● Problem requirements
Print every line of the items below verbatim, omitting the pictures.
------ Recorded data ------
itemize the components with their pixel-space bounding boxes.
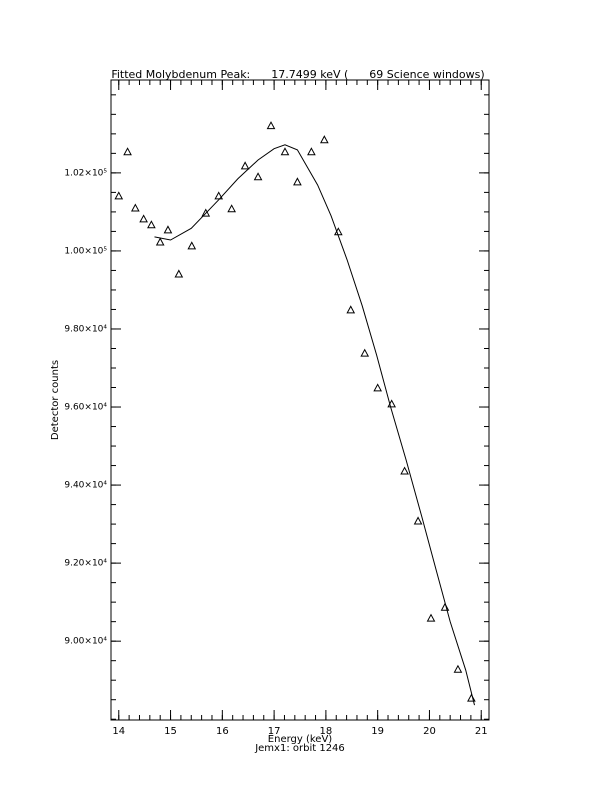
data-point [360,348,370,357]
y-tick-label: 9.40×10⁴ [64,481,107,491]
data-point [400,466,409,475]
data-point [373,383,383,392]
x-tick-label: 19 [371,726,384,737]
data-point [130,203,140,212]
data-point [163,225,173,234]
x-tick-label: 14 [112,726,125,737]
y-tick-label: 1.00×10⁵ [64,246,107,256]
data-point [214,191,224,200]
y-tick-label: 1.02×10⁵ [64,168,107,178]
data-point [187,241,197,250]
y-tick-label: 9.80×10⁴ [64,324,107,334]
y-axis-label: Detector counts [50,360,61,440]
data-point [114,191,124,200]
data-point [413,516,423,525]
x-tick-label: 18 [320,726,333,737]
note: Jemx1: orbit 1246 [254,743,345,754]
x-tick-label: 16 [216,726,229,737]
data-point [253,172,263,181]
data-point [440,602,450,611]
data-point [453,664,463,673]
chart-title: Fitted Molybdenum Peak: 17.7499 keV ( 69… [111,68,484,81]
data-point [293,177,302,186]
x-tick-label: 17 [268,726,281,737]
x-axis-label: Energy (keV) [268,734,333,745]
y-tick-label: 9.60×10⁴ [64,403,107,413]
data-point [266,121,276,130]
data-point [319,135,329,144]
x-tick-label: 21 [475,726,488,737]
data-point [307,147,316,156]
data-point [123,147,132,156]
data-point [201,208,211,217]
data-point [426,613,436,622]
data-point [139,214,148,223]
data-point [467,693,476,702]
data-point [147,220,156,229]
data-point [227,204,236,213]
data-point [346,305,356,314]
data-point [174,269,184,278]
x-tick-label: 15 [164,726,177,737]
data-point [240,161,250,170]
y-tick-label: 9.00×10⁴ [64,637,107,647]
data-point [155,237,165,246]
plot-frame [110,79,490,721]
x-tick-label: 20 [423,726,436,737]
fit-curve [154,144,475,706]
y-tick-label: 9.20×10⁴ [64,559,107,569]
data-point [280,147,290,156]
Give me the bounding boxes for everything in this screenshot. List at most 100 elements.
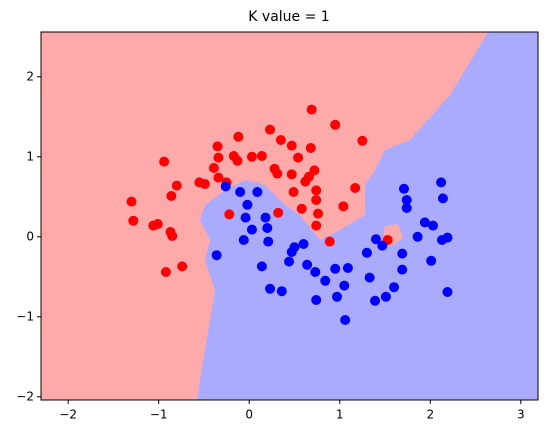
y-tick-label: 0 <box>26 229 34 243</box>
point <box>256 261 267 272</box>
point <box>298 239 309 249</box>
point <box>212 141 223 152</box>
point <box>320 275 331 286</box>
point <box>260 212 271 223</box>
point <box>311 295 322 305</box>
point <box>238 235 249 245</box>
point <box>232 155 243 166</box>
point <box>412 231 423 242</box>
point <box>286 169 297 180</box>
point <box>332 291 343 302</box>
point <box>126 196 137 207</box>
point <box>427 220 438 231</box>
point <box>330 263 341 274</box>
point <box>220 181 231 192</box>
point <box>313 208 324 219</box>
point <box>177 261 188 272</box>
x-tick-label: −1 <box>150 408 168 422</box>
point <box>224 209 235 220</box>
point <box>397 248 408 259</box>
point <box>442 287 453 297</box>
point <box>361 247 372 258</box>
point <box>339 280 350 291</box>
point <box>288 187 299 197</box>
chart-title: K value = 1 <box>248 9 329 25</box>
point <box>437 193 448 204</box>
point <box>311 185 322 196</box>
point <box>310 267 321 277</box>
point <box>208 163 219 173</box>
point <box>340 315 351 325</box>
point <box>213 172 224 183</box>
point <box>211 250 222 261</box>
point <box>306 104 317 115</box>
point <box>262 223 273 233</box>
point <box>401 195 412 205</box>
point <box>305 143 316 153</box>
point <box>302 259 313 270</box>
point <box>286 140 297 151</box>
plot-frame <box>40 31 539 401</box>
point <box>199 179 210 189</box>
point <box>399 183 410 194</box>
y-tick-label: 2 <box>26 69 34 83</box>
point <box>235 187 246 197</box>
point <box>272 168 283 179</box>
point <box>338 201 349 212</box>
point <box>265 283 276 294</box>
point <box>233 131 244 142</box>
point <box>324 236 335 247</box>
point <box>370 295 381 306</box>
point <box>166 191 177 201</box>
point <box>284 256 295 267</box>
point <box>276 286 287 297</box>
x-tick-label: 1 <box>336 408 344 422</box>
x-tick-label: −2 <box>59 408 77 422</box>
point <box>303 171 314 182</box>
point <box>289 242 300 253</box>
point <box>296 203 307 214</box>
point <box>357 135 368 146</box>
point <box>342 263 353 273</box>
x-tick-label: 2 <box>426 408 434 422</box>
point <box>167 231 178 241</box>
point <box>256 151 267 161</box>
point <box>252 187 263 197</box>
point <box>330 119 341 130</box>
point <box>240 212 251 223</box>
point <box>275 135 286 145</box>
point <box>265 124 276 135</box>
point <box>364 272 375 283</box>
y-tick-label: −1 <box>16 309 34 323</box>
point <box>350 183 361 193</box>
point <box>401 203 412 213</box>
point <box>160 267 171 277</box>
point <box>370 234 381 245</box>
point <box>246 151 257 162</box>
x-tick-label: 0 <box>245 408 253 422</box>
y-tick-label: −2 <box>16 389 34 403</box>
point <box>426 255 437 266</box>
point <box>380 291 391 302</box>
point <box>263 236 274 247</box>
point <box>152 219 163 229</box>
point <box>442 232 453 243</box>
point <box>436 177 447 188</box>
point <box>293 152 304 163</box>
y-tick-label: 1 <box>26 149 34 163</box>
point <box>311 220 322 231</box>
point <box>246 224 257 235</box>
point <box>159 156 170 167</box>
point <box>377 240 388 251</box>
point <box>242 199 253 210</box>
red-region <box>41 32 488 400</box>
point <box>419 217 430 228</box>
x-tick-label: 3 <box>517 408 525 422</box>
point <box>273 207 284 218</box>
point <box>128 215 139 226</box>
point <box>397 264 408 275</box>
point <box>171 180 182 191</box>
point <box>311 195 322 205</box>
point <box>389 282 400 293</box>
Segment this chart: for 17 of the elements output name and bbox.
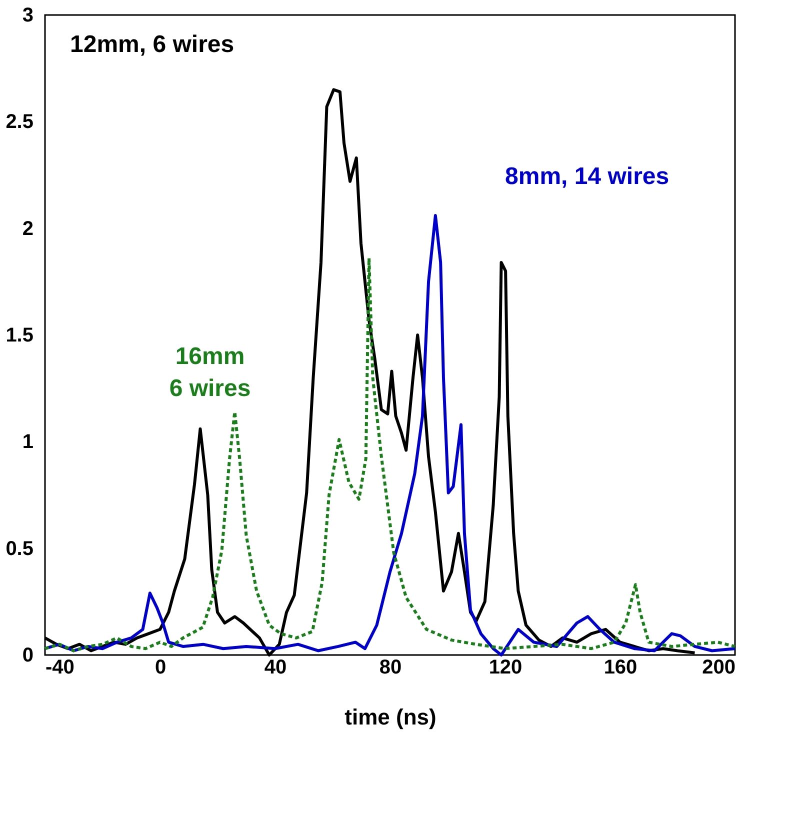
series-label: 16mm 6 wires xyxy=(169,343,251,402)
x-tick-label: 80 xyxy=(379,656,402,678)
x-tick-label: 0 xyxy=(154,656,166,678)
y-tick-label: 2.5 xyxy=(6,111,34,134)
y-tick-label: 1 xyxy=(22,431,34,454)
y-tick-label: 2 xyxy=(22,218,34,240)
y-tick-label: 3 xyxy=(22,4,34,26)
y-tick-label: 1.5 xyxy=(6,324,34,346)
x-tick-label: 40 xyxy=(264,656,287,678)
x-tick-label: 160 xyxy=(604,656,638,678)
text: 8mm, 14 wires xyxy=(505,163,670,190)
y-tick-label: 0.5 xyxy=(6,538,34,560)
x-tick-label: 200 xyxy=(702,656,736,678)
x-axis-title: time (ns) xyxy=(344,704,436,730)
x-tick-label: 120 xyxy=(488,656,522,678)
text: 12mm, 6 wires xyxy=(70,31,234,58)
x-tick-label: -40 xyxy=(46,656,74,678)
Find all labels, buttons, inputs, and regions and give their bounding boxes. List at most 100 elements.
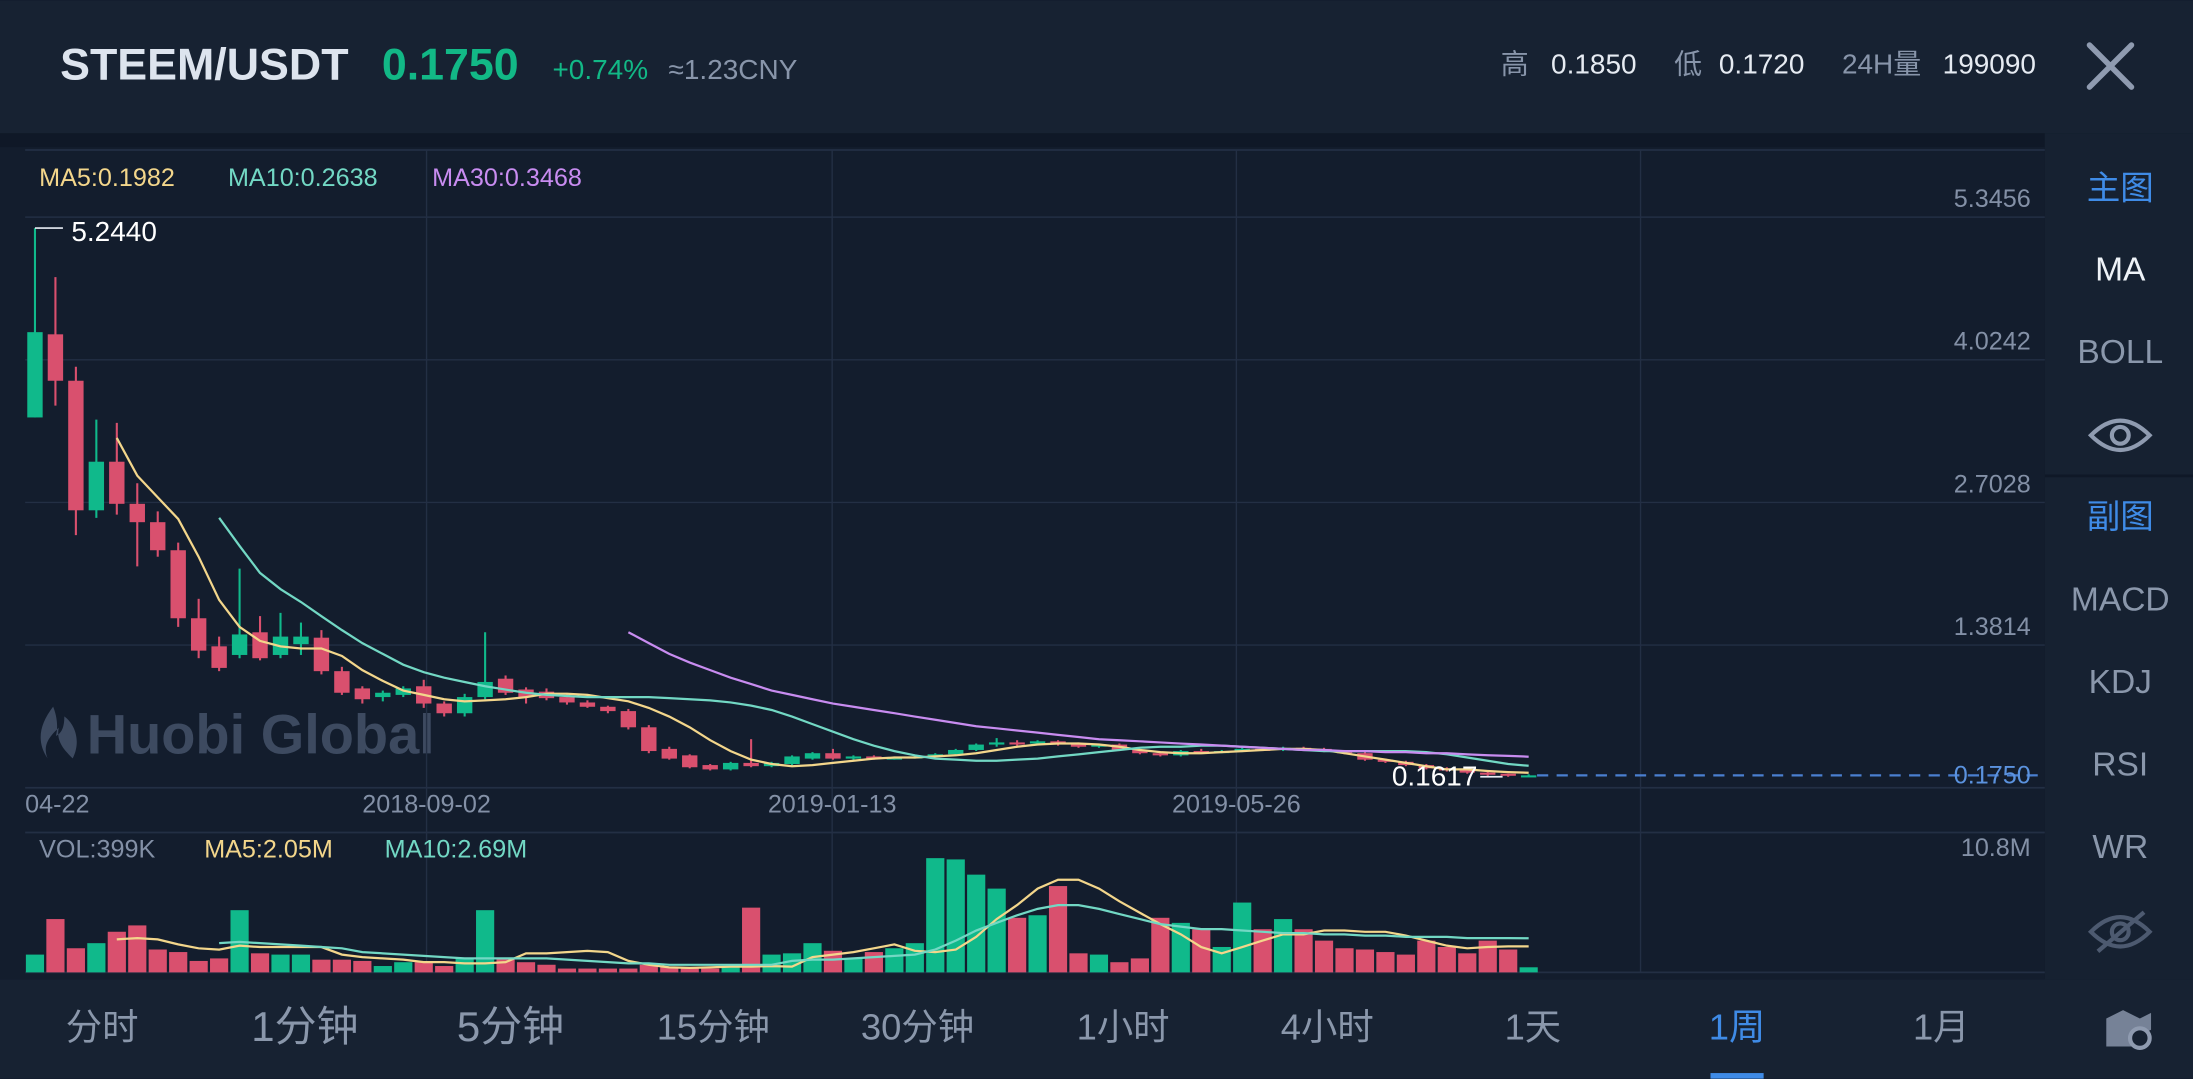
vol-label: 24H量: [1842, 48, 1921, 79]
------
● Complete output
itemize the components with their pixel-space bounding boxes.
data-point [360,348,370,357]
y-tick-label: 9.40×10⁴ [64,481,107,491]
data-point [400,466,409,475]
data-point [373,383,383,392]
x-tick-label: 19 [371,726,384,737]
data-point [130,203,140,212]
data-point [163,225,173,234]
x-tick-label: 14 [112,726,125,737]
y-tick-label: 1.00×10⁵ [64,246,107,256]
data-point [214,191,224,200]
y-tick-label: 1.02×10⁵ [64,168,107,178]
data-point [187,241,197,250]
y-tick-label: 9.80×10⁴ [64,324,107,334]
y-axis-label: Detector counts [50,360,61,440]
data-point [114,191,124,200]
data-point [413,516,423,525]
x-tick-label: 18 [320,726,333,737]
note: Jemx1: orbit 1246 [254,743,345,754]
x-tick-label: 16 [216,726,229,737]
data-point [253,172,263,181]
data-point [440,602,450,611]
data-point [453,664,463,673]
chart-title: Fitted Molybdenum Peak: 17.7499 keV ( 69… [111,68,484,81]
data-point [293,177,302,186]
x-tick-label: 17 [268,726,281,737]
x-axis-label: Energy (keV) [268,734,333,745]
y-tick-label: 9.60×10⁴ [64,403,107,413]
data-point [266,121,276,130]
data-point [319,135,329,144]
x-tick-label: 21 [475,726,488,737]
data-point [307,147,316,156]
data-point [123,147,132,156]
data-point [201,208,211,217]
data-point [426,613,436,622]
data-point [139,214,148,223]
data-point [467,693,476,702]
data-point [147,220,156,229]
data-point [227,204,236,213]
data-point [346,305,356,314]
data-point [174,269,184,278]
x-tick-label: 15 [164,726,177,737]
data-point [240,161,250,170]
y-tick-label: 9.00×10⁴ [64,637,107,647]
data-point [155,237,165,246]
plot-frame [110,79,490,721]
x-tick-label: 20 [423,726,436,737]
fit-curve [154,144,475,706]
y-tick-label: 9.20×10⁴ [64,559,107,569]
data-point [280,147,290,156]
Give me the bounding boxes for everything in this screenshot. List at most 100 elements.
y-tick-label: 0 <box>26 229 34 243</box>
point <box>256 261 267 272</box>
point <box>298 239 309 249</box>
point <box>212 141 223 152</box>
point <box>320 275 331 286</box>
point <box>260 212 271 223</box>
point <box>311 295 322 305</box>
point <box>238 235 249 245</box>
point <box>232 155 243 166</box>
point <box>412 231 423 242</box>
point <box>286 169 297 180</box>
point <box>332 291 343 302</box>
point <box>126 196 137 207</box>
point <box>427 220 438 231</box>
point <box>330 263 341 274</box>
point <box>220 181 231 192</box>
point <box>313 208 324 219</box>
point <box>177 261 188 272</box>
x-tick-label: −1 <box>150 408 168 422</box>
point <box>224 209 235 220</box>
point <box>397 248 408 259</box>
point <box>442 287 453 297</box>
point <box>361 247 372 258</box>
point <box>339 280 350 291</box>
point <box>288 187 299 197</box>
chart-title: K value = 1 <box>248 9 329 25</box>
point <box>437 193 448 204</box>
point <box>311 185 322 196</box>
point <box>310 267 321 277</box>
point <box>208 163 219 173</box>
point <box>340 315 351 325</box>
point <box>213 172 224 183</box>
point <box>211 250 222 261</box>
point <box>306 104 317 115</box>
point <box>262 223 273 233</box>
point <box>401 195 412 205</box>
point <box>305 143 316 153</box>
point <box>302 259 313 270</box>
point <box>286 140 297 151</box>
plot-frame <box>40 31 539 401</box>
point <box>199 179 210 189</box>
point <box>399 183 410 194</box>
y-tick-label: 2 <box>26 69 34 83</box>
point <box>235 187 246 197</box>
point <box>272 168 283 179</box>
point <box>338 201 349 212</box>
point <box>265 283 276 294</box>
point <box>233 131 244 142</box>
point <box>324 236 335 247</box>
point <box>370 295 381 306</box>
point <box>166 191 177 201</box>
point <box>284 256 295 267</box>
point <box>276 286 287 297</box>
x-tick-label: 1 <box>336 408 344 422</box>
x-tick-label: −2 <box>59 408 77 422</box>
point <box>303 171 314 182</box>
point <box>289 242 300 253</box>
point <box>296 203 307 214</box>
point <box>357 135 368 146</box>
point <box>342 263 353 273</box>
x-tick-label: 2 <box>426 408 434 422</box>
point <box>167 231 178 241</box>
point <box>256 151 267 161</box>
point <box>252 187 263 197</box>
point <box>330 119 341 130</box>
point <box>240 212 251 223</box>
point <box>275 135 286 145</box>
point <box>265 124 276 135</box>
point <box>364 272 375 283</box>
y-tick-label: −1 <box>16 309 34 323</box>
point <box>350 183 361 193</box>
point <box>401 203 412 213</box>
point <box>160 267 171 277</box>
point <box>370 234 381 245</box>
point <box>246 151 257 162</box>
x-tick-label: 0 <box>245 408 253 422</box>
y-tick-label: −2 <box>16 389 34 403</box>
point <box>426 255 437 266</box>
point <box>380 291 391 302</box>
point <box>263 236 274 247</box>
point <box>152 219 163 229</box>
point <box>442 232 453 243</box>
point <box>436 177 447 188</box>
point <box>293 152 304 163</box>
y-tick-label: 1 <box>26 149 34 163</box>
point <box>311 220 322 231</box>
point <box>246 224 257 235</box>
point <box>159 156 170 167</box>
point <box>377 240 388 251</box>
point <box>242 199 253 210</box>
red-region <box>41 32 488 400</box>
point <box>419 217 430 228</box>
x-tick-label: 3 <box>517 408 525 422</box>
point <box>273 207 284 218</box>
point <box>128 215 139 226</box>
point <box>397 264 408 275</box>
point <box>171 180 182 191</box>
point <box>311 195 322 205</box>
point <box>389 282 400 293</box>
Segment this chart: for 17 of the elements output name and bbox.
series-label: 16mm 6 wires xyxy=(169,343,251,402)
x-tick-label: 80 xyxy=(379,656,402,678)
x-tick-label: 0 xyxy=(154,656,166,678)
y-tick-label: 2.5 xyxy=(6,111,34,134)
y-tick-label: 1 xyxy=(22,431,34,454)
y-tick-label: 2 xyxy=(22,218,34,240)
y-tick-label: 3 xyxy=(22,4,34,26)
y-tick-label: 1.5 xyxy=(6,324,34,346)
x-tick-label: 40 xyxy=(264,656,287,678)
x-tick-label: 160 xyxy=(604,656,638,678)
text: 8mm, 14 wires xyxy=(505,163,670,190)
y-tick-label: 0.5 xyxy=(6,538,34,560)
x-tick-label: 200 xyxy=(702,656,736,678)
x-axis-title: time (ns) xyxy=(344,704,436,730)
x-tick-label: 120 xyxy=(488,656,522,678)
text: 12mm, 6 wires xyxy=(70,31,234,58)
x-tick-label: -40 xyxy=(46,656,74,678)
Find all labels, buttons, inputs, and regions and give their bounding boxes. List at most 100 elements.
vol-label: 24H量: [1842, 48, 1921, 79]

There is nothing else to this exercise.